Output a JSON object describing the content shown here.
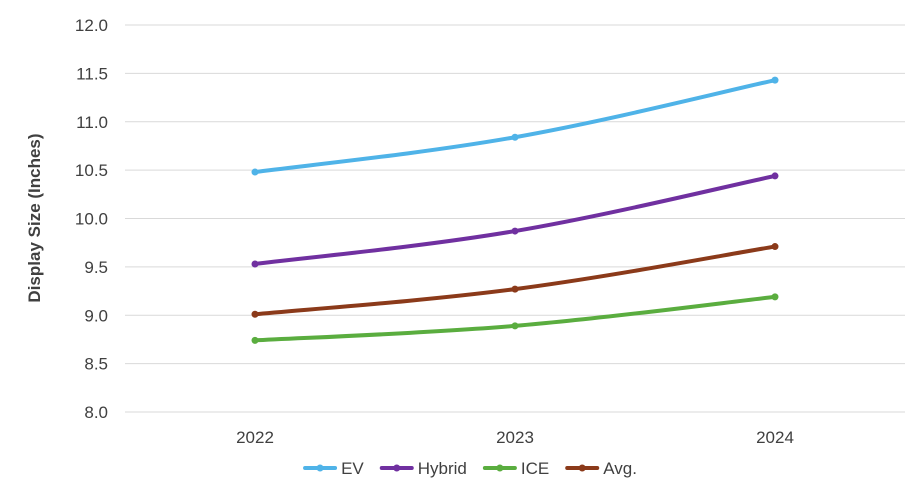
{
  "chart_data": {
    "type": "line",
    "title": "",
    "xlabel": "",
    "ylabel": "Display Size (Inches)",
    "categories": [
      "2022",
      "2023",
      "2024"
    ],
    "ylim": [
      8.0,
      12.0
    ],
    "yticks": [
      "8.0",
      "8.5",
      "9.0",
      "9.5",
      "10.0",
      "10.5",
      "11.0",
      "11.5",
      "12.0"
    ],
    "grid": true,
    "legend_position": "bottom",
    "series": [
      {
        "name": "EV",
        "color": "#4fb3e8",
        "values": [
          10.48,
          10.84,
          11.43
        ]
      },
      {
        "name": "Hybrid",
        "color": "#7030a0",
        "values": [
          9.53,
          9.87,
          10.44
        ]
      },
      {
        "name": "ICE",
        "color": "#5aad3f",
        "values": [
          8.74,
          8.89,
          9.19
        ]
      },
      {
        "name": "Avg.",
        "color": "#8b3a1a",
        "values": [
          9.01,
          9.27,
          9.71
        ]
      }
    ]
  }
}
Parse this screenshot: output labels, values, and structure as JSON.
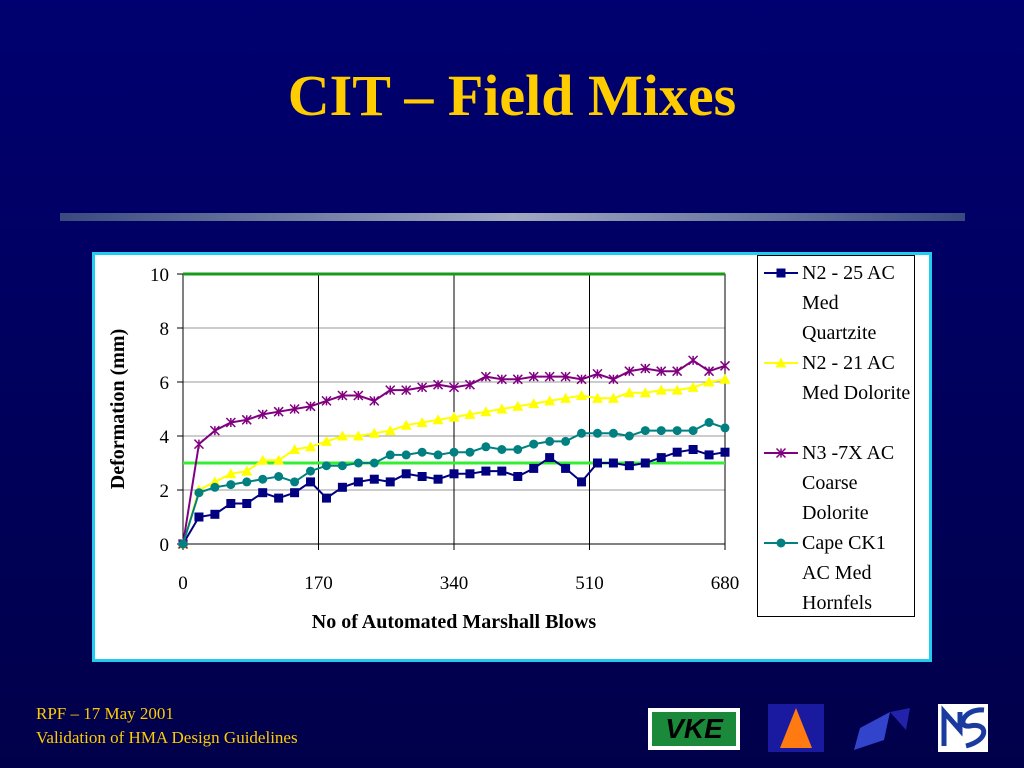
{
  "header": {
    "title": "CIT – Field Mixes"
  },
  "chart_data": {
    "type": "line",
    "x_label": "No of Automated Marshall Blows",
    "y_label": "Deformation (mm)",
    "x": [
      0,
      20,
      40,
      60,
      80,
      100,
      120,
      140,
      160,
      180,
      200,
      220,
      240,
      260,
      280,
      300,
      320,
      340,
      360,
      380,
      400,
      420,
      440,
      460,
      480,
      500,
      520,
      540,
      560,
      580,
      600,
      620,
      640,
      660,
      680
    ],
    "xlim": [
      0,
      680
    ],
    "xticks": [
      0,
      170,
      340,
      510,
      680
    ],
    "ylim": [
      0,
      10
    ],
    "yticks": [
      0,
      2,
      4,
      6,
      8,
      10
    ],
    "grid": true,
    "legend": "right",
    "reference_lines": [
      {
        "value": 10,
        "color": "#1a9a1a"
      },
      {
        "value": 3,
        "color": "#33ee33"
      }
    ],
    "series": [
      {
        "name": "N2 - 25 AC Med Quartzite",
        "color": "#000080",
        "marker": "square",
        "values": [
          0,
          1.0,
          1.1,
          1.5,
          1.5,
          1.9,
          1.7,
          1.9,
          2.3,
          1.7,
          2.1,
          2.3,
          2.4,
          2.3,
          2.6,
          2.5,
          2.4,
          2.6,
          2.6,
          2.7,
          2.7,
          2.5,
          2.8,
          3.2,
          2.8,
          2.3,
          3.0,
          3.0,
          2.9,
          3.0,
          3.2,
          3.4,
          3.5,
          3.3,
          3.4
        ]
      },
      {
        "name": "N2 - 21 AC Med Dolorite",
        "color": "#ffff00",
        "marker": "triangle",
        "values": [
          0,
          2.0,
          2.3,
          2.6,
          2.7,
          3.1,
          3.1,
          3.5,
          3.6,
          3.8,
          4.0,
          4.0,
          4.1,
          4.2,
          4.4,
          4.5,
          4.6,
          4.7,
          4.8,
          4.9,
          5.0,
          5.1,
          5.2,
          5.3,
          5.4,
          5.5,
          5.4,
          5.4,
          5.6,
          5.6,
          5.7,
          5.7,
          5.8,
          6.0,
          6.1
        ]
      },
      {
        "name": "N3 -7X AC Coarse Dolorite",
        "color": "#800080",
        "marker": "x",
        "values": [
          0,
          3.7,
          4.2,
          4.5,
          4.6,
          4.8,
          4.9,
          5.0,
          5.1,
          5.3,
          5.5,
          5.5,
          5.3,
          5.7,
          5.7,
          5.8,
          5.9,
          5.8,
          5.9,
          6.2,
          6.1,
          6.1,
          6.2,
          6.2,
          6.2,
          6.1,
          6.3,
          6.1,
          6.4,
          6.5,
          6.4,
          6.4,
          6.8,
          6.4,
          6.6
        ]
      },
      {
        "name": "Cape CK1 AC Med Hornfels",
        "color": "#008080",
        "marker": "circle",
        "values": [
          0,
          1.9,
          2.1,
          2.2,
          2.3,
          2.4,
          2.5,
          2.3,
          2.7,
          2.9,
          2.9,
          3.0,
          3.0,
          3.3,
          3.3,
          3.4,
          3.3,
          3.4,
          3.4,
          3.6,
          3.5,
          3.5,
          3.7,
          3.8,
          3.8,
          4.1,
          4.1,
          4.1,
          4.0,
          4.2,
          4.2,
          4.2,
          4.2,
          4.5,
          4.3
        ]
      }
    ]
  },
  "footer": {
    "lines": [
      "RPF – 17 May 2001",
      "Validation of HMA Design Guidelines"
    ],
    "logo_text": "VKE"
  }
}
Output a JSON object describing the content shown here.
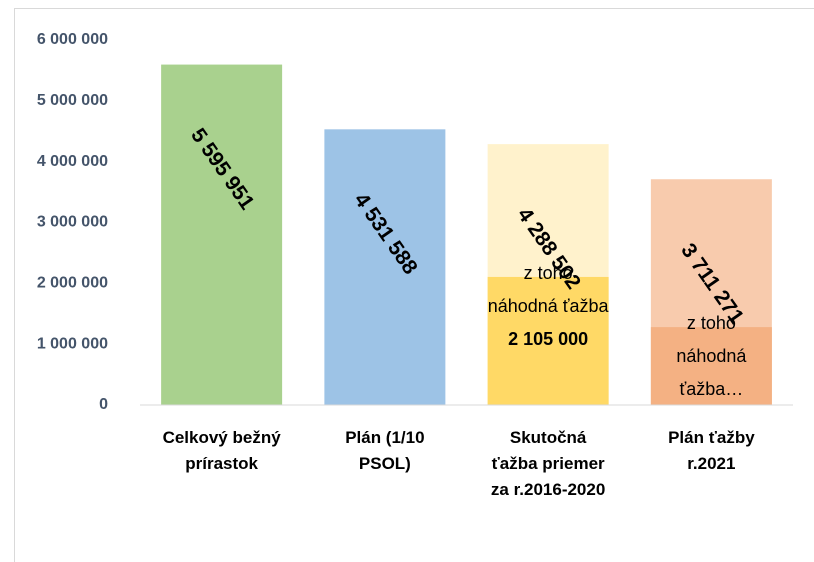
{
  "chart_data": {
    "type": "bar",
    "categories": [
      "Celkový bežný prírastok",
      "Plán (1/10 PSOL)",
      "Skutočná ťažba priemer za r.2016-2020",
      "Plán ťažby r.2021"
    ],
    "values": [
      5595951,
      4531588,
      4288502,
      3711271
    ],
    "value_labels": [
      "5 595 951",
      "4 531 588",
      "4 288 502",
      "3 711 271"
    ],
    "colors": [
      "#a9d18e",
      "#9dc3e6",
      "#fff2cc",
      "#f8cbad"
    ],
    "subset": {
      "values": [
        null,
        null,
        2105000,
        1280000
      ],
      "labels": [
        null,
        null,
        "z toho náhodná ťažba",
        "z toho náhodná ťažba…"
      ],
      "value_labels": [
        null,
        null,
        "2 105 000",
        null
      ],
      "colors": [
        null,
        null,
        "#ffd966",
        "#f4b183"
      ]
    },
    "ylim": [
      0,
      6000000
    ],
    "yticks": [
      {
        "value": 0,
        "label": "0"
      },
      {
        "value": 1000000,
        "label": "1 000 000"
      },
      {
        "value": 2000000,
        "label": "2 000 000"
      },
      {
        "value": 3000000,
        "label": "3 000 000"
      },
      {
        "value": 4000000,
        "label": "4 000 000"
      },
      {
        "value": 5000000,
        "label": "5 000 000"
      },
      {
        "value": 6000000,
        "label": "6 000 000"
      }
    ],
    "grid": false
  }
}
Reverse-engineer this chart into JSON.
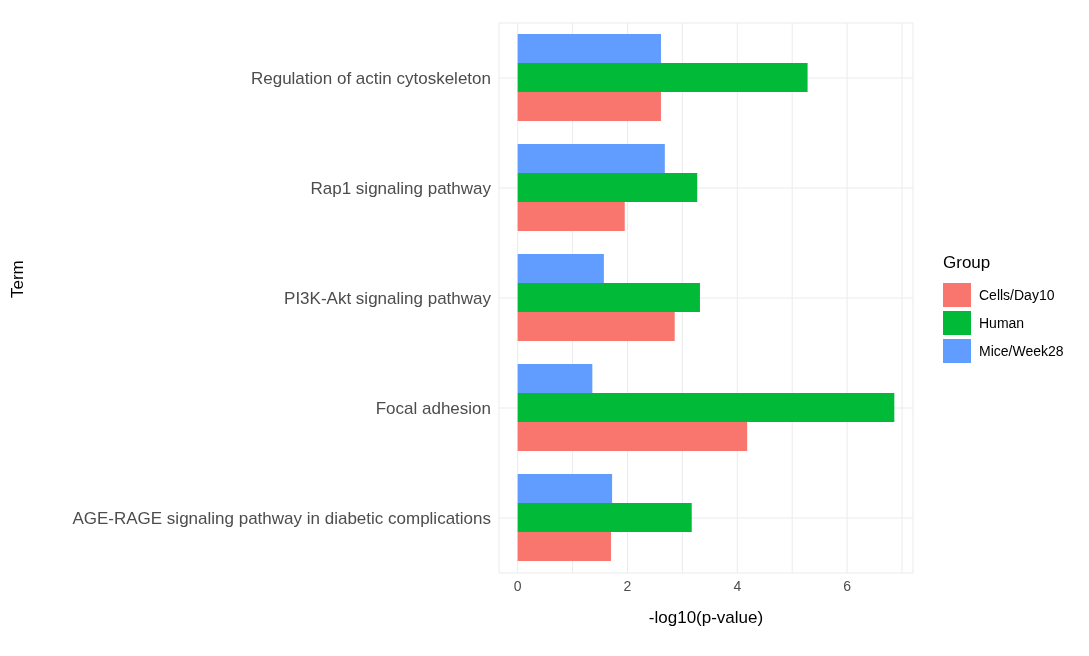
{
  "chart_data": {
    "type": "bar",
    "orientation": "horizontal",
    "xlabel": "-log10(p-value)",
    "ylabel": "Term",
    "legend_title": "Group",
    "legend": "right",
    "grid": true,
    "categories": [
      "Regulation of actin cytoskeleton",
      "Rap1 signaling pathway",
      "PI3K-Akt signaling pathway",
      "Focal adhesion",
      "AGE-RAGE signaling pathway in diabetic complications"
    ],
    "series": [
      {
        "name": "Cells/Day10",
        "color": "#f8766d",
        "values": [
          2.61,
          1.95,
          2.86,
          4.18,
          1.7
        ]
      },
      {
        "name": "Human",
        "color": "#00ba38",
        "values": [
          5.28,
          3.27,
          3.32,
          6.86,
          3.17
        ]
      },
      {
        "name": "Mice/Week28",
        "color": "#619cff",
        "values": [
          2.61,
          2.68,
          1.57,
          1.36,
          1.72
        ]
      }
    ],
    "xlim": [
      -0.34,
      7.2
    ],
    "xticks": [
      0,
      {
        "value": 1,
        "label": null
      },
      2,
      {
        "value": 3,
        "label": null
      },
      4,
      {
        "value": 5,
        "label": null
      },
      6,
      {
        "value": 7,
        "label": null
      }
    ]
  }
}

Given exercise: Reproduce exactly, and only, the lines from the one containing "Reverse-engineer this chart into JSON." through the last line of the records above, both included, leaving out any pictures.

Exercise response:
Reverse-engineer this chart into JSON.
{
  "chart_data": {
    "type": "bar",
    "orientation": "horizontal",
    "xlabel": "-log10(p-value)",
    "ylabel": "Term",
    "legend_title": "Group",
    "legend": "right",
    "grid": true,
    "categories": [
      "Regulation of actin cytoskeleton",
      "Rap1 signaling pathway",
      "PI3K-Akt signaling pathway",
      "Focal adhesion",
      "AGE-RAGE signaling pathway in diabetic complications"
    ],
    "series": [
      {
        "name": "Cells/Day10",
        "color": "#f8766d",
        "values": [
          2.61,
          1.95,
          2.86,
          4.18,
          1.7
        ]
      },
      {
        "name": "Human",
        "color": "#00ba38",
        "values": [
          5.28,
          3.27,
          3.32,
          6.86,
          3.17
        ]
      },
      {
        "name": "Mice/Week28",
        "color": "#619cff",
        "values": [
          2.61,
          2.68,
          1.57,
          1.36,
          1.72
        ]
      }
    ],
    "xlim": [
      -0.34,
      7.2
    ],
    "xticks": [
      0,
      {
        "value": 1,
        "label": null
      },
      2,
      {
        "value": 3,
        "label": null
      },
      4,
      {
        "value": 5,
        "label": null
      },
      6,
      {
        "value": 7,
        "label": null
      }
    ]
  }
}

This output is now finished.